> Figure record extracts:
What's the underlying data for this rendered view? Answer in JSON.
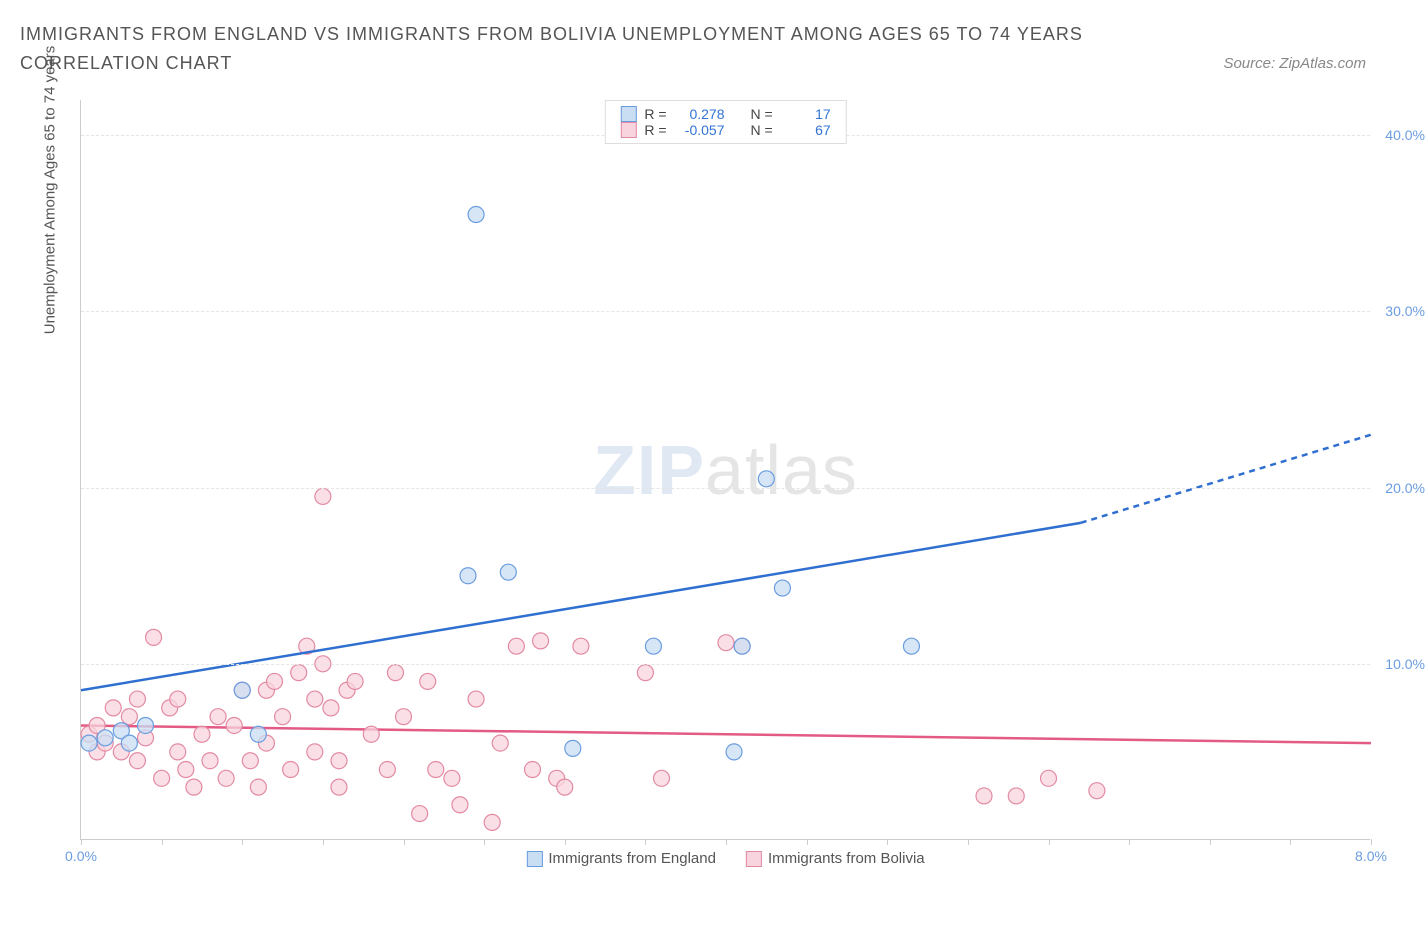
{
  "title": "IMMIGRANTS FROM ENGLAND VS IMMIGRANTS FROM BOLIVIA UNEMPLOYMENT AMONG AGES 65 TO 74 YEARS CORRELATION CHART",
  "source": "Source: ZipAtlas.com",
  "y_axis_label": "Unemployment Among Ages 65 to 74 years",
  "watermark_a": "ZIP",
  "watermark_b": "atlas",
  "chart": {
    "type": "scatter",
    "xlim": [
      0,
      8
    ],
    "ylim": [
      0,
      42
    ],
    "y_ticks": [
      10,
      20,
      30,
      40
    ],
    "y_tick_labels": [
      "10.0%",
      "20.0%",
      "30.0%",
      "40.0%"
    ],
    "x_ticks": [
      0,
      8
    ],
    "x_tick_labels": [
      "0.0%",
      "8.0%"
    ],
    "x_minor_ticks": [
      0,
      0.5,
      1,
      1.5,
      2,
      2.5,
      3,
      3.5,
      4,
      4.5,
      5,
      5.5,
      6,
      6.5,
      7,
      7.5,
      8
    ],
    "grid_color": "#e5e5e5",
    "background_color": "#ffffff",
    "marker_radius": 8,
    "marker_stroke_width": 1.2,
    "line_width": 2.5,
    "series": [
      {
        "name": "Immigrants from England",
        "fill": "#c9ddf3",
        "stroke": "#6a9de0",
        "line_color": "#2f6fd0",
        "R": "0.278",
        "N": "17",
        "trend": {
          "x1": 0,
          "y1": 8.5,
          "x2": 6.2,
          "y2": 18.0,
          "x2_dash": 8.0,
          "y2_dash": 23.0
        },
        "points": [
          [
            0.05,
            5.5
          ],
          [
            0.15,
            5.8
          ],
          [
            0.25,
            6.2
          ],
          [
            0.3,
            5.5
          ],
          [
            0.4,
            6.5
          ],
          [
            1.0,
            8.5
          ],
          [
            1.1,
            6.0
          ],
          [
            2.45,
            35.5
          ],
          [
            2.4,
            15.0
          ],
          [
            2.65,
            15.2
          ],
          [
            3.05,
            5.2
          ],
          [
            3.55,
            11.0
          ],
          [
            4.05,
            5.0
          ],
          [
            4.25,
            20.5
          ],
          [
            4.35,
            14.3
          ],
          [
            5.15,
            11.0
          ],
          [
            4.1,
            11.0
          ]
        ]
      },
      {
        "name": "Immigrants from Bolivia",
        "fill": "#f8d5de",
        "stroke": "#e38aa3",
        "line_color": "#e35a85",
        "R": "-0.057",
        "N": "67",
        "trend": {
          "x1": 0,
          "y1": 6.5,
          "x2": 8.0,
          "y2": 5.5,
          "x2_dash": 8.0,
          "y2_dash": 5.5
        },
        "points": [
          [
            0.05,
            6.0
          ],
          [
            0.1,
            5.0
          ],
          [
            0.1,
            6.5
          ],
          [
            0.15,
            5.5
          ],
          [
            0.2,
            7.5
          ],
          [
            0.25,
            5.0
          ],
          [
            0.3,
            7.0
          ],
          [
            0.35,
            8.0
          ],
          [
            0.35,
            4.5
          ],
          [
            0.4,
            5.8
          ],
          [
            0.45,
            11.5
          ],
          [
            0.5,
            3.5
          ],
          [
            0.55,
            7.5
          ],
          [
            0.6,
            5.0
          ],
          [
            0.6,
            8.0
          ],
          [
            0.65,
            4.0
          ],
          [
            0.7,
            3.0
          ],
          [
            0.75,
            6.0
          ],
          [
            0.8,
            4.5
          ],
          [
            0.85,
            7.0
          ],
          [
            0.9,
            3.5
          ],
          [
            0.95,
            6.5
          ],
          [
            1.0,
            8.5
          ],
          [
            1.05,
            4.5
          ],
          [
            1.1,
            3.0
          ],
          [
            1.15,
            5.5
          ],
          [
            1.15,
            8.5
          ],
          [
            1.2,
            9.0
          ],
          [
            1.25,
            7.0
          ],
          [
            1.3,
            4.0
          ],
          [
            1.35,
            9.5
          ],
          [
            1.4,
            11.0
          ],
          [
            1.45,
            8.0
          ],
          [
            1.45,
            5.0
          ],
          [
            1.5,
            19.5
          ],
          [
            1.5,
            10.0
          ],
          [
            1.55,
            7.5
          ],
          [
            1.6,
            4.5
          ],
          [
            1.6,
            3.0
          ],
          [
            1.65,
            8.5
          ],
          [
            1.7,
            9.0
          ],
          [
            1.8,
            6.0
          ],
          [
            1.9,
            4.0
          ],
          [
            1.95,
            9.5
          ],
          [
            2.0,
            7.0
          ],
          [
            2.1,
            1.5
          ],
          [
            2.15,
            9.0
          ],
          [
            2.2,
            4.0
          ],
          [
            2.3,
            3.5
          ],
          [
            2.35,
            2.0
          ],
          [
            2.45,
            8.0
          ],
          [
            2.55,
            1.0
          ],
          [
            2.6,
            5.5
          ],
          [
            2.7,
            11.0
          ],
          [
            2.8,
            4.0
          ],
          [
            2.85,
            11.3
          ],
          [
            2.95,
            3.5
          ],
          [
            3.0,
            3.0
          ],
          [
            3.1,
            11.0
          ],
          [
            3.5,
            9.5
          ],
          [
            3.6,
            3.5
          ],
          [
            4.0,
            11.2
          ],
          [
            4.1,
            11.0
          ],
          [
            5.6,
            2.5
          ],
          [
            5.8,
            2.5
          ],
          [
            6.3,
            2.8
          ],
          [
            6.0,
            3.5
          ]
        ]
      }
    ]
  },
  "legend_top": {
    "r_label": "R =",
    "n_label": "N ="
  },
  "legend_bottom": {
    "series_a": "Immigrants from England",
    "series_b": "Immigrants from Bolivia"
  }
}
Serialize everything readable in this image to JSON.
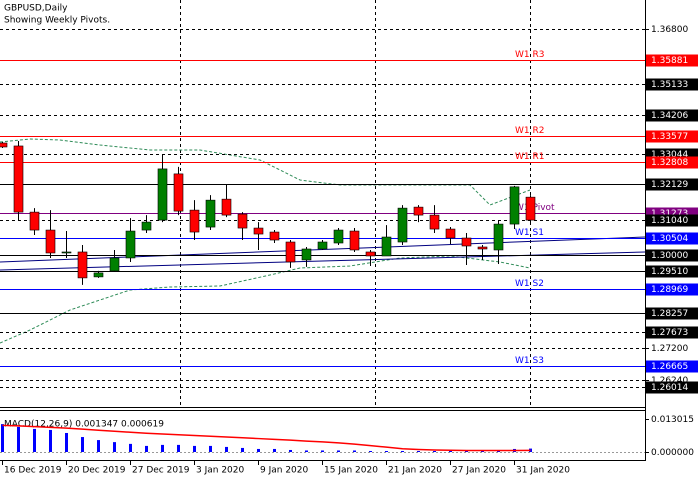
{
  "chart_data": [
    {
      "type": "candlestick",
      "title": "GBPUSD,Daily",
      "subtitle": "Showing Weekly Pivots.",
      "categories": [
        "16 Dec 2019",
        null,
        null,
        null,
        "20 Dec 2019",
        null,
        null,
        null,
        "27 Dec 2019",
        null,
        null,
        null,
        "3 Jan 2020",
        null,
        null,
        null,
        "9 Jan 2020",
        null,
        null,
        null,
        "15 Jan 2020",
        null,
        null,
        null,
        "21 Jan 2020",
        null,
        null,
        null,
        "27 Jan 2020",
        null,
        null,
        null,
        "31 Jan 2020",
        null
      ],
      "open": [
        1.3337,
        1.3328,
        1.3129,
        1.3075,
        1.3006,
        1.3009,
        1.2934,
        1.2952,
        1.2991,
        1.3075,
        1.3105,
        1.3244,
        1.3135,
        1.3084,
        1.3168,
        1.3123,
        1.3081,
        1.3069,
        1.3039,
        1.2985,
        1.3018,
        1.3036,
        1.3072,
        1.3009,
        1.2997,
        1.3039,
        1.3144,
        1.312,
        1.3078,
        1.3051,
        1.3024,
        1.3015,
        1.3093,
        1.3174
      ],
      "high": [
        1.334,
        1.3343,
        1.3141,
        1.3135,
        1.3072,
        1.303,
        1.2952,
        1.3015,
        1.3111,
        1.312,
        1.3301,
        1.3265,
        1.3165,
        1.318,
        1.3211,
        1.3129,
        1.3099,
        1.3075,
        1.3045,
        1.3024,
        1.3045,
        1.3081,
        1.3081,
        1.3015,
        1.309,
        1.315,
        1.315,
        1.315,
        1.3084,
        1.3066,
        1.303,
        1.3105,
        1.3208,
        1.318
      ],
      "low": [
        1.3322,
        1.3105,
        1.306,
        1.2991,
        1.2991,
        1.291,
        1.2931,
        1.2949,
        1.2979,
        1.3066,
        1.3099,
        1.312,
        1.3045,
        1.3075,
        1.3114,
        1.3045,
        1.3015,
        1.3036,
        1.2961,
        1.2964,
        1.3015,
        1.303,
        1.3009,
        1.2967,
        1.2997,
        1.303,
        1.3099,
        1.3066,
        1.3033,
        1.297,
        1.2985,
        1.2973,
        1.3078,
        1.3096
      ],
      "close": [
        1.3325,
        1.3129,
        1.3075,
        1.3006,
        1.3009,
        1.2931,
        1.2946,
        1.2991,
        1.3072,
        1.3099,
        1.3259,
        1.3132,
        1.3069,
        1.3165,
        1.312,
        1.3081,
        1.3063,
        1.3045,
        1.2979,
        1.3018,
        1.3039,
        1.3075,
        1.3015,
        1.2997,
        1.3054,
        1.3141,
        1.312,
        1.3078,
        1.3051,
        1.3027,
        1.3018,
        1.3093,
        1.3205,
        1.3105
      ],
      "up_color": "#008000",
      "down_color": "#ff0000",
      "ylim": [
        1.25425,
        1.37673
      ],
      "yticks": [
        {
          "value": 1.368,
          "label": "1.36800"
        },
        {
          "value": 1.272,
          "label": "1.27200"
        },
        {
          "value": 1.2624,
          "label": "1.26240"
        }
      ],
      "grid": true,
      "levels": [
        {
          "name": "W1 R3",
          "value": 1.35881,
          "color": "#ff0000"
        },
        {
          "value": 1.35133,
          "color": "#000000",
          "dash": true
        },
        {
          "value": 1.34206,
          "color": "#000000",
          "dash": true
        },
        {
          "name": "W1 R2",
          "value": 1.33577,
          "color": "#ff0000"
        },
        {
          "value": 1.33044,
          "color": "#000000",
          "dash": true
        },
        {
          "name": "W1 R1",
          "value": 1.32808,
          "color": "#ff0000"
        },
        {
          "value": 1.32129,
          "color": "#000000"
        },
        {
          "name": "W1 Pivot",
          "value": 1.31273,
          "color": "#800080"
        },
        {
          "value": 1.3104,
          "label": "1.31040",
          "color": "#000000",
          "dash": true
        },
        {
          "name": "W1 S1",
          "value": 1.30504,
          "color": "#0000ff"
        },
        {
          "value": 1.3,
          "label": "1.30000",
          "color": "#000000"
        },
        {
          "value": 1.2951,
          "label": "1.29510",
          "color": "#000000"
        },
        {
          "name": "W1 S2",
          "value": 1.28969,
          "color": "#0000ff"
        },
        {
          "value": 1.28257,
          "color": "#000000"
        },
        {
          "value": 1.27673,
          "color": "#000000",
          "dash": true
        },
        {
          "name": "W1 S3",
          "value": 1.26665,
          "color": "#0000ff"
        },
        {
          "value": 1.26014,
          "color": "#000000",
          "dash": true
        }
      ]
    },
    {
      "type": "macd",
      "title": "MACD(12,26,9) 0.001347 0.000619",
      "histogram": {
        "color": "#0000ff",
        "values": [
          0.011,
          0.0099,
          0.0091,
          0.0087,
          0.0075,
          0.0059,
          0.0047,
          0.0039,
          0.0032,
          0.0024,
          0.0028,
          0.0028,
          0.0024,
          0.0024,
          0.002,
          0.0016,
          0.0012,
          0.0012,
          0.0008,
          0.0006,
          0.0006,
          0.0006,
          0.0006,
          0.0004,
          0.0004,
          0.0004,
          0.0004,
          0.0004,
          0.0004,
          0.0004,
          0.0004,
          0.0004,
          0.0012,
          0.001347
        ]
      },
      "signal": {
        "color": "#ff0000",
        "values": [
          0.0105,
          0.0103,
          0.01,
          0.0097,
          0.0094,
          0.009,
          0.0086,
          0.0082,
          0.0078,
          0.0074,
          0.0071,
          0.0068,
          0.0065,
          0.0062,
          0.0059,
          0.0056,
          0.0053,
          0.005,
          0.0047,
          0.0043,
          0.004,
          0.0036,
          0.0031,
          0.0025,
          0.0019,
          0.0013,
          0.001,
          0.0008,
          0.0007,
          0.0006,
          0.0006,
          0.0006,
          0.0006,
          0.000619
        ]
      },
      "ylim": [
        -0.00276,
        0.01617
      ],
      "yticks": [
        0.013015,
        {
          "value": 0,
          "label": "0.000000"
        }
      ]
    }
  ]
}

> REQUIRED TASK:
Show every line in the entries where the string "JSON" occurs.

> REPLY:
What's the underlying data for this rendered view? Answer in JSON.
Serialize everything readable in this image to JSON.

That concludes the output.